Input data:
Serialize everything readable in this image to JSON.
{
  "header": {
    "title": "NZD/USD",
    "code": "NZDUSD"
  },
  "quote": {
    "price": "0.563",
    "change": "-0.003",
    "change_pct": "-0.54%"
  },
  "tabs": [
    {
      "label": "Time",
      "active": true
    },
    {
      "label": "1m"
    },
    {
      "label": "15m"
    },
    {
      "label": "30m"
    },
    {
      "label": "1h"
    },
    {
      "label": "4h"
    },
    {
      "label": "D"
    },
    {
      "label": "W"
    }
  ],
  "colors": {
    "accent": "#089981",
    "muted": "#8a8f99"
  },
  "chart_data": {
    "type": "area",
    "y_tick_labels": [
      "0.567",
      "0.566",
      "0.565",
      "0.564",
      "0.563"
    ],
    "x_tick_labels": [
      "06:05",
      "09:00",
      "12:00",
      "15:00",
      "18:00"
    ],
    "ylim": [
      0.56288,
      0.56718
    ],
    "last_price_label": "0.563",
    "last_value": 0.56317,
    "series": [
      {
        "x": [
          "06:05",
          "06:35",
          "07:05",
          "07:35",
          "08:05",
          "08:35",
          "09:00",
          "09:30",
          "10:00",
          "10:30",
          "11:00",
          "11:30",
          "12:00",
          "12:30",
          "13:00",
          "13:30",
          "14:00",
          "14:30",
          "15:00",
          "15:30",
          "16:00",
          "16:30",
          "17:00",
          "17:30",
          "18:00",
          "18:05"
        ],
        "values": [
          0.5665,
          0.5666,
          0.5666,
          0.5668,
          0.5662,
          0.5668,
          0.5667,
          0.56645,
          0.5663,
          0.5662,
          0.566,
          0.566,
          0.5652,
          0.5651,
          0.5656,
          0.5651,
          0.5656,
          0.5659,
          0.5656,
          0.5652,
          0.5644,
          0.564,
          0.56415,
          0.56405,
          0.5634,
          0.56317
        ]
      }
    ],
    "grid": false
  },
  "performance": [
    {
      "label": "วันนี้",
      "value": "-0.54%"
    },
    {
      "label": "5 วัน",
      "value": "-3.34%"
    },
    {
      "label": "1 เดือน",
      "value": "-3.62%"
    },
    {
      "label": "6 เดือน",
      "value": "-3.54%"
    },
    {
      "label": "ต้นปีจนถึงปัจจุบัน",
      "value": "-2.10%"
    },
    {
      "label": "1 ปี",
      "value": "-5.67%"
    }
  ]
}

Required task: The full set of records should be duplicated exactly.

Worked solution:
Serialize everything readable in this image to JSON.
{
  "header": {
    "title": "NZD/USD",
    "code": "NZDUSD"
  },
  "quote": {
    "price": "0.563",
    "change": "-0.003",
    "change_pct": "-0.54%"
  },
  "tabs": [
    {
      "label": "Time",
      "active": true
    },
    {
      "label": "1m"
    },
    {
      "label": "15m"
    },
    {
      "label": "30m"
    },
    {
      "label": "1h"
    },
    {
      "label": "4h"
    },
    {
      "label": "D"
    },
    {
      "label": "W"
    }
  ],
  "colors": {
    "accent": "#089981",
    "muted": "#8a8f99"
  },
  "chart_data": {
    "type": "area",
    "y_tick_labels": [
      "0.567",
      "0.566",
      "0.565",
      "0.564",
      "0.563"
    ],
    "x_tick_labels": [
      "06:05",
      "09:00",
      "12:00",
      "15:00",
      "18:00"
    ],
    "ylim": [
      0.56288,
      0.56718
    ],
    "last_price_label": "0.563",
    "last_value": 0.56317,
    "series": [
      {
        "x": [
          "06:05",
          "06:35",
          "07:05",
          "07:35",
          "08:05",
          "08:35",
          "09:00",
          "09:30",
          "10:00",
          "10:30",
          "11:00",
          "11:30",
          "12:00",
          "12:30",
          "13:00",
          "13:30",
          "14:00",
          "14:30",
          "15:00",
          "15:30",
          "16:00",
          "16:30",
          "17:00",
          "17:30",
          "18:00",
          "18:05"
        ],
        "values": [
          0.5665,
          0.5666,
          0.5666,
          0.5668,
          0.5662,
          0.5668,
          0.5667,
          0.56645,
          0.5663,
          0.5662,
          0.566,
          0.566,
          0.5652,
          0.5651,
          0.5656,
          0.5651,
          0.5656,
          0.5659,
          0.5656,
          0.5652,
          0.5644,
          0.564,
          0.56415,
          0.56405,
          0.5634,
          0.56317
        ]
      }
    ],
    "grid": false
  },
  "performance": [
    {
      "label": "วันนี้",
      "value": "-0.54%"
    },
    {
      "label": "5 วัน",
      "value": "-3.34%"
    },
    {
      "label": "1 เดือน",
      "value": "-3.62%"
    },
    {
      "label": "6 เดือน",
      "value": "-3.54%"
    },
    {
      "label": "ต้นปีจนถึงปัจจุบัน",
      "value": "-2.10%"
    },
    {
      "label": "1 ปี",
      "value": "-5.67%"
    }
  ]
}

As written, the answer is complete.